>> Begin Listing

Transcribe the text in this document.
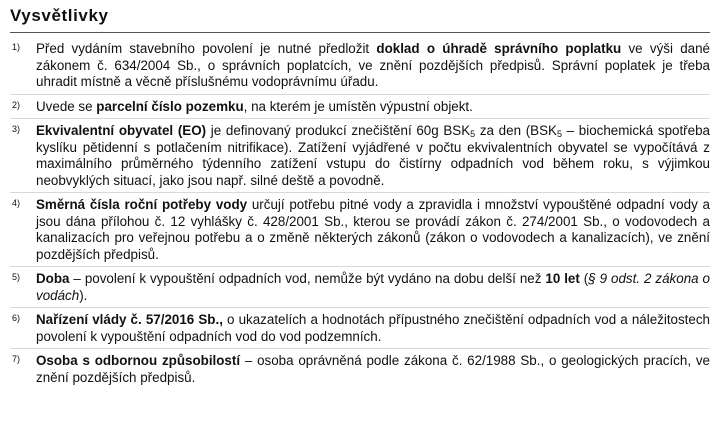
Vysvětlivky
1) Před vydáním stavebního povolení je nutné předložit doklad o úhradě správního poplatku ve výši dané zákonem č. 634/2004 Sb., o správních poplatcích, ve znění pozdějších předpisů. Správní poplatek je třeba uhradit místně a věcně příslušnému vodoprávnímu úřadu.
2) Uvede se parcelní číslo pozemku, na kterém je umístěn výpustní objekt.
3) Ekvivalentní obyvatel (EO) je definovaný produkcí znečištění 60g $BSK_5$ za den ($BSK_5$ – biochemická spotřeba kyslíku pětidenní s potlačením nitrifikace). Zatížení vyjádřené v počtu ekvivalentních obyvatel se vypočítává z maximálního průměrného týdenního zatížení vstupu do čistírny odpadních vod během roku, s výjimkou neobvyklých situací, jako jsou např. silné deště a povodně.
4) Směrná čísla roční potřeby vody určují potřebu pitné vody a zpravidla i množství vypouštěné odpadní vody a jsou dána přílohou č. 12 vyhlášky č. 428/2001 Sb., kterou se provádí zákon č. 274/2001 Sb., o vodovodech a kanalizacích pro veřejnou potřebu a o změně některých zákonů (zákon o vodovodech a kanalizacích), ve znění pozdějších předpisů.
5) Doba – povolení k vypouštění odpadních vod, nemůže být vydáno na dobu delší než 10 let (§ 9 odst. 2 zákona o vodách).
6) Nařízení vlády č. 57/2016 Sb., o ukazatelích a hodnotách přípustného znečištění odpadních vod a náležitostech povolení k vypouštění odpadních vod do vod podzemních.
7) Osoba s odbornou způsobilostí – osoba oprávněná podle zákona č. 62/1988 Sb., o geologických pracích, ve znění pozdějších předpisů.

>> End Listing

### Work required
Search the listing above for the string "vypouštění". Copy every line that contains it.

### The response
5) Doba – povolení k vypouštění odpadních vod, nemůže být vydáno na dobu delší než 10 let (§ 9 odst. 2 zákona o vodách).
6) Nařízení vlády č. 57/2016 Sb., o ukazatelích a hodnotách přípustného znečištění odpadních vod a náležitostech povolení k vypouštění odpadních vod do vod podzemních.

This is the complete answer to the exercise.